(Instruction)
Reproduce every entry exactly.

(Stored records)

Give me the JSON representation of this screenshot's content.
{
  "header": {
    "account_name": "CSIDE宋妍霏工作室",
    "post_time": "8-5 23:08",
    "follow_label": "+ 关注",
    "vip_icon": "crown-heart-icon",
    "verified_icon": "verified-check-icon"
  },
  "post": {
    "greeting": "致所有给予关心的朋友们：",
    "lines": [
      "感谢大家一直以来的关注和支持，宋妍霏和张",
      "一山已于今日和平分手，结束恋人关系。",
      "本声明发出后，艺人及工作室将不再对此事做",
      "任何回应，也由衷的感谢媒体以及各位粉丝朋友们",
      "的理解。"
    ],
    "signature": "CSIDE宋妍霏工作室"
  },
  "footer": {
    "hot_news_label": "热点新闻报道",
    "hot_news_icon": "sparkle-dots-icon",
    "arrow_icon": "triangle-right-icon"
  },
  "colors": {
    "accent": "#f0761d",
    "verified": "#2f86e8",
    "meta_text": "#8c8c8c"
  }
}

(Solution below)
Give me the JSON representation of this screenshot's content.
{
  "header": {
    "account_name": "CSIDE宋妍霏工作室",
    "post_time": "8-5 23:08",
    "follow_label": "+ 关注",
    "vip_icon": "crown-heart-icon",
    "verified_icon": "verified-check-icon"
  },
  "post": {
    "greeting": "致所有给予关心的朋友们：",
    "lines": [
      "感谢大家一直以来的关注和支持，宋妍霏和张",
      "一山已于今日和平分手，结束恋人关系。",
      "本声明发出后，艺人及工作室将不再对此事做",
      "任何回应，也由衷的感谢媒体以及各位粉丝朋友们",
      "的理解。"
    ],
    "signature": "CSIDE宋妍霏工作室"
  },
  "footer": {
    "hot_news_label": "热点新闻报道",
    "hot_news_icon": "sparkle-dots-icon",
    "arrow_icon": "triangle-right-icon"
  },
  "colors": {
    "accent": "#f0761d",
    "verified": "#2f86e8",
    "meta_text": "#8c8c8c"
  }
}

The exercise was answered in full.